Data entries

----------

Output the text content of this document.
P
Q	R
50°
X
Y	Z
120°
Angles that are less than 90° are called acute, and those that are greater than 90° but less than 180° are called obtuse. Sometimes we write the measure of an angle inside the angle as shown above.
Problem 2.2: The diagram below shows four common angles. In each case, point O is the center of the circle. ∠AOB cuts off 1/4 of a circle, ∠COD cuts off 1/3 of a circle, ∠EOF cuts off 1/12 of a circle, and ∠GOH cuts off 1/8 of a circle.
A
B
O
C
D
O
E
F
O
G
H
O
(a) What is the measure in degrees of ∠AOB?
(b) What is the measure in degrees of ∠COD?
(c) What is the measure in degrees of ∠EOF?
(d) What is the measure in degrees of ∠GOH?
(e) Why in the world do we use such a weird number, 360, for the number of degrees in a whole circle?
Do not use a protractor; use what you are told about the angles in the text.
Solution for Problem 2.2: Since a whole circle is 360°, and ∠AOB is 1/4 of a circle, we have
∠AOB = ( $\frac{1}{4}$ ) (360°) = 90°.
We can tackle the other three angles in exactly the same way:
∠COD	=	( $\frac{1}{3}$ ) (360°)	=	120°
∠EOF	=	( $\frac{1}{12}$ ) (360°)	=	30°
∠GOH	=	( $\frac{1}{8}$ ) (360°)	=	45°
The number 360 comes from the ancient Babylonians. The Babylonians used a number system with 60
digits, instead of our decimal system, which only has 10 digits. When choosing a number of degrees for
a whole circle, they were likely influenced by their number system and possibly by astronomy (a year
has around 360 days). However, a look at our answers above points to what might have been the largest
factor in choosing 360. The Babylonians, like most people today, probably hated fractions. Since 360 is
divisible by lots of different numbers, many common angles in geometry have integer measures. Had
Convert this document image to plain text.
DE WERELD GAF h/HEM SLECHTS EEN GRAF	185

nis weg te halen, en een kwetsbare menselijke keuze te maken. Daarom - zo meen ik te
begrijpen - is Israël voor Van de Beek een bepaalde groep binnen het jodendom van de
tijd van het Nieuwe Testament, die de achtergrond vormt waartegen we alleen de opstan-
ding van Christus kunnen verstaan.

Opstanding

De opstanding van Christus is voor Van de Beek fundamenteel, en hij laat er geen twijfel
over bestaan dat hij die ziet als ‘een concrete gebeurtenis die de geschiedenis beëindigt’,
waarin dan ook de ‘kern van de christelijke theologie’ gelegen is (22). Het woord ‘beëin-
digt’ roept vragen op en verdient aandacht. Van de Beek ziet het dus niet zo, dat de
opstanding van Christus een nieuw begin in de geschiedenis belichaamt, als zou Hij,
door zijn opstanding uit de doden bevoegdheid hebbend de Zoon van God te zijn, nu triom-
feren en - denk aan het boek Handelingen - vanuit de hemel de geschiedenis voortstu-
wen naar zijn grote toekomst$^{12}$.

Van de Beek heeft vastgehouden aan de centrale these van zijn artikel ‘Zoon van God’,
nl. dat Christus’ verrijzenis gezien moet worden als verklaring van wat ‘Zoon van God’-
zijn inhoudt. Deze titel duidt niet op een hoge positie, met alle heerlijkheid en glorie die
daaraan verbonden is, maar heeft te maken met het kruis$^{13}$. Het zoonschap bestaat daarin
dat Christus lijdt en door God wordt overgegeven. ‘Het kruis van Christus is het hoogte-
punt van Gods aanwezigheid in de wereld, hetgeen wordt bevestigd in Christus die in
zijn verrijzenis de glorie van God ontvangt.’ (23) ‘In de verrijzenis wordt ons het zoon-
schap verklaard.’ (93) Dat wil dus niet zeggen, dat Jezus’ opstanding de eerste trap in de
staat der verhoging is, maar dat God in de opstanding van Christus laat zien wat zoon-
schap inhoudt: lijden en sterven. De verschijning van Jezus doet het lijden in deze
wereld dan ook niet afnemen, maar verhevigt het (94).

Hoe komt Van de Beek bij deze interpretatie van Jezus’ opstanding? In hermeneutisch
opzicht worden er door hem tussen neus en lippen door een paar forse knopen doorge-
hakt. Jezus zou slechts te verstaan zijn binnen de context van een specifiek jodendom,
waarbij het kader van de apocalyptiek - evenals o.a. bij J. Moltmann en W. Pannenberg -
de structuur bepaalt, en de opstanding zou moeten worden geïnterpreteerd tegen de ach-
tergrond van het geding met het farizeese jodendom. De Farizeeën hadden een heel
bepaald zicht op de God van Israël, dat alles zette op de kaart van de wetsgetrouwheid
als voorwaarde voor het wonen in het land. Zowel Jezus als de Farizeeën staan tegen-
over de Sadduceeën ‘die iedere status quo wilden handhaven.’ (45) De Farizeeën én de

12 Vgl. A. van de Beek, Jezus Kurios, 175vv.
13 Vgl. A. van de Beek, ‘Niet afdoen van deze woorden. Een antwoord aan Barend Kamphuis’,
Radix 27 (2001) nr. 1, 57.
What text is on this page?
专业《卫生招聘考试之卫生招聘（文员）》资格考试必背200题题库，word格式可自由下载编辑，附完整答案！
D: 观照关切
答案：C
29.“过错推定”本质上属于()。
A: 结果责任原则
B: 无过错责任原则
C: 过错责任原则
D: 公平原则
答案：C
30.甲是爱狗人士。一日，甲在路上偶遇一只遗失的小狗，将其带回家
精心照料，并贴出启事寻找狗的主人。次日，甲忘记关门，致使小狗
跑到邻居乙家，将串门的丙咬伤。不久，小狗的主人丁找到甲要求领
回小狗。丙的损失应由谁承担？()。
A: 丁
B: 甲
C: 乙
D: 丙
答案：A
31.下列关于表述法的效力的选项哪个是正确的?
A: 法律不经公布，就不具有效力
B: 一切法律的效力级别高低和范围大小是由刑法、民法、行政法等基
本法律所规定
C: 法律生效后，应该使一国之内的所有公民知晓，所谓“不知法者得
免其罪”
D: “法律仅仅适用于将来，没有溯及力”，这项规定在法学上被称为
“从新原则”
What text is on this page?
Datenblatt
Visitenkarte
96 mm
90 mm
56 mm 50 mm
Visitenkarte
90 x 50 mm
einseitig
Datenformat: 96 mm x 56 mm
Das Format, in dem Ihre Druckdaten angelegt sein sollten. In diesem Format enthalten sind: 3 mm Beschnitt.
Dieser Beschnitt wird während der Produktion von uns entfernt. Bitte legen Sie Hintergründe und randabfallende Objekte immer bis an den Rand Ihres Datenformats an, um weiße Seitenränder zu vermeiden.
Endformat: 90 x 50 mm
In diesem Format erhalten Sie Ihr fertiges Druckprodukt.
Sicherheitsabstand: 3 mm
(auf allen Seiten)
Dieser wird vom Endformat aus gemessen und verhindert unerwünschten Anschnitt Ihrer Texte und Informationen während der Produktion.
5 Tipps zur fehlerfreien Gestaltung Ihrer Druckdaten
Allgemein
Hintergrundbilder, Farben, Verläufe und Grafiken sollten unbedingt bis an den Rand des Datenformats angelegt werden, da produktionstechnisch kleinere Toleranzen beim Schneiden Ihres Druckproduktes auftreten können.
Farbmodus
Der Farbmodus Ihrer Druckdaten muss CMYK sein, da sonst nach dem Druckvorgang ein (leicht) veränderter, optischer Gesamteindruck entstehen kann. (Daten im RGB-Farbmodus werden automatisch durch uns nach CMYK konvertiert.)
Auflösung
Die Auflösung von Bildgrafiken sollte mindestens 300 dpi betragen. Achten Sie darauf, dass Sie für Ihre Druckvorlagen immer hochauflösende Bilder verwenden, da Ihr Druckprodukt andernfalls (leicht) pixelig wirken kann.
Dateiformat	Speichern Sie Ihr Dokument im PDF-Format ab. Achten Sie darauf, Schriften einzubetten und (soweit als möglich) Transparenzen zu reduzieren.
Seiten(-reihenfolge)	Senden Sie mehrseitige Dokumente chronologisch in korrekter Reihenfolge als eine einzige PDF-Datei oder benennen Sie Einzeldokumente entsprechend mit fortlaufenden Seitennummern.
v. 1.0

----------

**TASK DETAILS**
Search the listing above for the string "common". Copy every line that contains it.

**TASK ANSWER**
Problem 2.2: The diagram below shows four common angles. In each case, point O is the center of the circle. ∠AOB cuts off 1/4 of a circle, ∠COD cuts off 1/3 of a circle, ∠EOF cuts off 1/12 of a circle, and ∠GOH cuts off 1/8 of a circle.
divisible by lots of different numbers, many common angles in geometry have integer measures. Had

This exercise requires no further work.